▶ Requirements:
Starting with the line that contains "Reverse-engineer this chart into JSON.", set down each line through the end of the entries below, exactly and with nothing added.

━━━━━ Records

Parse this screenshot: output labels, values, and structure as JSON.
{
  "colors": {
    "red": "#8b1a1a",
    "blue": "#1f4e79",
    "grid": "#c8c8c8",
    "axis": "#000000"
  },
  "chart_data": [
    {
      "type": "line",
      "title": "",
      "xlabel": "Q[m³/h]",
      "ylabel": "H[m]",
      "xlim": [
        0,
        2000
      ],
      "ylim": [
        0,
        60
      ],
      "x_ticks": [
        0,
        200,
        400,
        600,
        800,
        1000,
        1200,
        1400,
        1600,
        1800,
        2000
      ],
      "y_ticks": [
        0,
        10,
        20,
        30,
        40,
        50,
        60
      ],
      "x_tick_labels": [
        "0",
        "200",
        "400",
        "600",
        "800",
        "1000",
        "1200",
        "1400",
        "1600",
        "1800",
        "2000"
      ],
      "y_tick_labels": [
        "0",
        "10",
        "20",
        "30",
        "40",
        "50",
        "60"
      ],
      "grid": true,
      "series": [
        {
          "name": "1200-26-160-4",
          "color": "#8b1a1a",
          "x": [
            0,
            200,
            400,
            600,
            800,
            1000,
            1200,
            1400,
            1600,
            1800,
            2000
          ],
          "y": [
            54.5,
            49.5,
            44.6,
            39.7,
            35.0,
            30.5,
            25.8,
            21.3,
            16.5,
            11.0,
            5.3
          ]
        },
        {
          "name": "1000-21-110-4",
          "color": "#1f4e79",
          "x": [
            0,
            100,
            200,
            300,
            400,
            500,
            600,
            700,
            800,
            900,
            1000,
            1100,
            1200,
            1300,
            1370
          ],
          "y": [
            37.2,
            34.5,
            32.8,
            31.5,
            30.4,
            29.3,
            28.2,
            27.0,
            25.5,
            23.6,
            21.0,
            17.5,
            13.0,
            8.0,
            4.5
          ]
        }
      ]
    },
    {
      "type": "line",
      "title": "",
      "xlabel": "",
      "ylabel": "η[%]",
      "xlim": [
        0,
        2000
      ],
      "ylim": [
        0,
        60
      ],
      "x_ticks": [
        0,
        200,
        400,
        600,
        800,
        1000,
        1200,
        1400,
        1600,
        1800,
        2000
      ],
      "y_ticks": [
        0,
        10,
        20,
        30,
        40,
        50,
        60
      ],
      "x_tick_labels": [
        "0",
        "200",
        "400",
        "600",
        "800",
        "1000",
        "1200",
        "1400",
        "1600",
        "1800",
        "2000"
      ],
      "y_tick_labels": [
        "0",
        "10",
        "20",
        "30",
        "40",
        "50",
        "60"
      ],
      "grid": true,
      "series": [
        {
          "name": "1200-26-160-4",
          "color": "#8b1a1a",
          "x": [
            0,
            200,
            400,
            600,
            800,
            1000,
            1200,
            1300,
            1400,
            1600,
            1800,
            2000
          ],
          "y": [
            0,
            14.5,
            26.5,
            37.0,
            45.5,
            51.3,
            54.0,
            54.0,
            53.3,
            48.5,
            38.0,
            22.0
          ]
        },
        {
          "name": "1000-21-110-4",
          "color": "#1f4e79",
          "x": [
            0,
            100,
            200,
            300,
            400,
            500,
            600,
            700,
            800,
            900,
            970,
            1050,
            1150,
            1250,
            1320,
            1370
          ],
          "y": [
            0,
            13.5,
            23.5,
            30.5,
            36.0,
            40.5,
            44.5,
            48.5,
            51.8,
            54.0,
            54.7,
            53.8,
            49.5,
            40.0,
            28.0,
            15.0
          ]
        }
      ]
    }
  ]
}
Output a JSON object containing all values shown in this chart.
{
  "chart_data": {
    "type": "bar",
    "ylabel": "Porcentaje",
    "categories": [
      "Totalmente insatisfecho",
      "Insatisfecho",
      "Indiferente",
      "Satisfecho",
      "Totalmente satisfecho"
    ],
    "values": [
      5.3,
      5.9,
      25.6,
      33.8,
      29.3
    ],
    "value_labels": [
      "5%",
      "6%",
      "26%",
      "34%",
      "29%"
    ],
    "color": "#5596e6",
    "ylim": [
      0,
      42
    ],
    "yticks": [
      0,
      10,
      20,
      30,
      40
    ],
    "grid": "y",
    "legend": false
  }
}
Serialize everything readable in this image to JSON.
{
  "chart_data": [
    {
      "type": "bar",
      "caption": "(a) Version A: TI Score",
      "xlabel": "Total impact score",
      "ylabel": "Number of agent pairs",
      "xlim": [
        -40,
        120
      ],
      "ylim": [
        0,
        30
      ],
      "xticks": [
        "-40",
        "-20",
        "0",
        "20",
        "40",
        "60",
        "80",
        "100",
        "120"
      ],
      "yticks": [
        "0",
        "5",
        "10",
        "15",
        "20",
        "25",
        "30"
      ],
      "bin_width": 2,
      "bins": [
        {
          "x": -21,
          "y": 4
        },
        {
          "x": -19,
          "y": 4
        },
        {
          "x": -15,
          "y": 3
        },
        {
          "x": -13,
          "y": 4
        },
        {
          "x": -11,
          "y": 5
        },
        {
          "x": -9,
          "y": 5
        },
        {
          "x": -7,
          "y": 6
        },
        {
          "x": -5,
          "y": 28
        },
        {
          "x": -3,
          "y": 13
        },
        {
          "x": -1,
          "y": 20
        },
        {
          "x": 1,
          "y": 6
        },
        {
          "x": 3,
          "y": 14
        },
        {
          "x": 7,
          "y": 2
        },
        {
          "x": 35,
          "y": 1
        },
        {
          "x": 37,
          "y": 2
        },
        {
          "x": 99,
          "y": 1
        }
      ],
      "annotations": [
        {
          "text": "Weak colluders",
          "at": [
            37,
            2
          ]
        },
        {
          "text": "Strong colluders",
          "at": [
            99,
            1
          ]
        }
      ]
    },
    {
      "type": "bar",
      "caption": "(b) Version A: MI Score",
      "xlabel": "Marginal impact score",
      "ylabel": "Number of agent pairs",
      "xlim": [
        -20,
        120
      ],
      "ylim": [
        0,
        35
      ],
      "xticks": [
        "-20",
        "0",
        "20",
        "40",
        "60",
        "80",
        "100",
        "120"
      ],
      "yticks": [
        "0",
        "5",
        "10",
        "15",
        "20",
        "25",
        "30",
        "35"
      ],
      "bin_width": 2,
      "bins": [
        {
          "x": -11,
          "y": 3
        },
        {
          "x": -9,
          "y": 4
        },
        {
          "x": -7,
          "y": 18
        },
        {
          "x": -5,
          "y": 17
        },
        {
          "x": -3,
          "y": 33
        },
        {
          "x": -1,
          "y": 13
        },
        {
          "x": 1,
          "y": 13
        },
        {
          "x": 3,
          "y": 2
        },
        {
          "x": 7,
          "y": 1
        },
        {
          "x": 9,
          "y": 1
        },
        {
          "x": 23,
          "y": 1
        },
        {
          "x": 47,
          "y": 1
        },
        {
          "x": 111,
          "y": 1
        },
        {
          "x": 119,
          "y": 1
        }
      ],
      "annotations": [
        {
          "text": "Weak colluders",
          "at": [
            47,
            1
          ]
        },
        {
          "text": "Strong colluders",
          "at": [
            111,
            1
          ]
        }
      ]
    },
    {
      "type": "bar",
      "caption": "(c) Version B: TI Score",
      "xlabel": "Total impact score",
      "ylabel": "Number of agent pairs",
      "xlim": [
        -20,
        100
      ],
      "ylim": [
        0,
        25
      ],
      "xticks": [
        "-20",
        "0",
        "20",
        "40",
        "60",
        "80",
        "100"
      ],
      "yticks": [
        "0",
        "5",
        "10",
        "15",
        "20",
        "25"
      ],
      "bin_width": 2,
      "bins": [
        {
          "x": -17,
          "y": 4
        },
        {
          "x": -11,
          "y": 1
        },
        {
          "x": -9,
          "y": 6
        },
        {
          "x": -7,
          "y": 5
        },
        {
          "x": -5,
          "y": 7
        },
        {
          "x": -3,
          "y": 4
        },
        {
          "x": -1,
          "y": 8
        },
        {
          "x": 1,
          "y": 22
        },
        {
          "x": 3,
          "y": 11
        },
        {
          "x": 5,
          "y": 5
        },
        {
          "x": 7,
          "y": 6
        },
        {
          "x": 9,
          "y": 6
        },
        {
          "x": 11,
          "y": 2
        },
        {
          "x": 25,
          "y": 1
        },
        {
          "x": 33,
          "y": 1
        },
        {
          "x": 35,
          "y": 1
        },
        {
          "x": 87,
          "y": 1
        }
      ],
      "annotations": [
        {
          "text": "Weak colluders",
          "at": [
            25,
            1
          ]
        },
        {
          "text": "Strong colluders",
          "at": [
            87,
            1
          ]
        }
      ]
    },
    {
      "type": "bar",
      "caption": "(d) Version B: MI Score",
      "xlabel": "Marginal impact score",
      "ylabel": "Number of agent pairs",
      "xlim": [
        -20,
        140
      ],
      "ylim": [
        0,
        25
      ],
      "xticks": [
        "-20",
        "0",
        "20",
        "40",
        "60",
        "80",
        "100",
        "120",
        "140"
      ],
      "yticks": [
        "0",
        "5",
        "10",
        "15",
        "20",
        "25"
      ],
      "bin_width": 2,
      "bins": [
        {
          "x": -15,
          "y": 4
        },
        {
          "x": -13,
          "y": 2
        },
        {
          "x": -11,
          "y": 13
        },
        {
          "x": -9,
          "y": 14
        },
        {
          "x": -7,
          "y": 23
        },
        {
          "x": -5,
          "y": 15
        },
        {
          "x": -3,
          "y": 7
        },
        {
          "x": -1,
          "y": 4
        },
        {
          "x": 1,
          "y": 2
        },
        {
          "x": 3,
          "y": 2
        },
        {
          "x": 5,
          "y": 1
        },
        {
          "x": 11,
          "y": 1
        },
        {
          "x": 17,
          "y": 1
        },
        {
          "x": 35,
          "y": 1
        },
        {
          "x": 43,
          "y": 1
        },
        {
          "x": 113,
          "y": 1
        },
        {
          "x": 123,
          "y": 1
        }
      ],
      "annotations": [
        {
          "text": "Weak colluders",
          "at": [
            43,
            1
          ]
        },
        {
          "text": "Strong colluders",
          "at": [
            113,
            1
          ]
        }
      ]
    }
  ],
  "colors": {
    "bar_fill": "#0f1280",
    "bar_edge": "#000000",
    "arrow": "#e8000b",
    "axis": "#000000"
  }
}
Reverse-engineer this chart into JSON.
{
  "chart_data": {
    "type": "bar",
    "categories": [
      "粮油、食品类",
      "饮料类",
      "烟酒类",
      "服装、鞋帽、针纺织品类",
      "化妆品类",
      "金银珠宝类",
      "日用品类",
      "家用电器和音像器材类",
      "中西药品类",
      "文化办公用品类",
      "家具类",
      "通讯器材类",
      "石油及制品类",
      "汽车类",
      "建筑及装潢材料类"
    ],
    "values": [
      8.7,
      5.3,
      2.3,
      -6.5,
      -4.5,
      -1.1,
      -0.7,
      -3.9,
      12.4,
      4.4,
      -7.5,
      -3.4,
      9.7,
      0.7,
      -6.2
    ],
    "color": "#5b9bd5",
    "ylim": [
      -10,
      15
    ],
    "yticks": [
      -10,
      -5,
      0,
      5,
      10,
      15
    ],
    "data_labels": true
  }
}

━━━━━━━━━━

▶ Exercise result:
Reverse-engineer this chart into JSON.
{
  "chart_data": {
    "type": "bar",
    "categories": [
      "粮油、食品类",
      "饮料类",
      "烟酒类",
      "服装、鞋帽、针纺织品类",
      "化妆品类",
      "金银珠宝类",
      "日用品类",
      "家用电器和音像器材类",
      "中西药品类",
      "文化办公用品类",
      "家具类",
      "通讯器材类",
      "石油及制品类",
      "汽车类",
      "建筑及装潢材料类"
    ],
    "values": [
      8.7,
      5.3,
      2.3,
      -6.5,
      -4.5,
      -1.1,
      -0.7,
      -3.9,
      12.4,
      4.4,
      -7.5,
      -3.4,
      9.7,
      0.7,
      -6.2
    ],
    "color": "#5b9bd5",
    "ylim": [
      -10,
      15
    ],
    "yticks": [
      -10,
      -5,
      0,
      5,
      10,
      15
    ],
    "data_labels": true
  }
}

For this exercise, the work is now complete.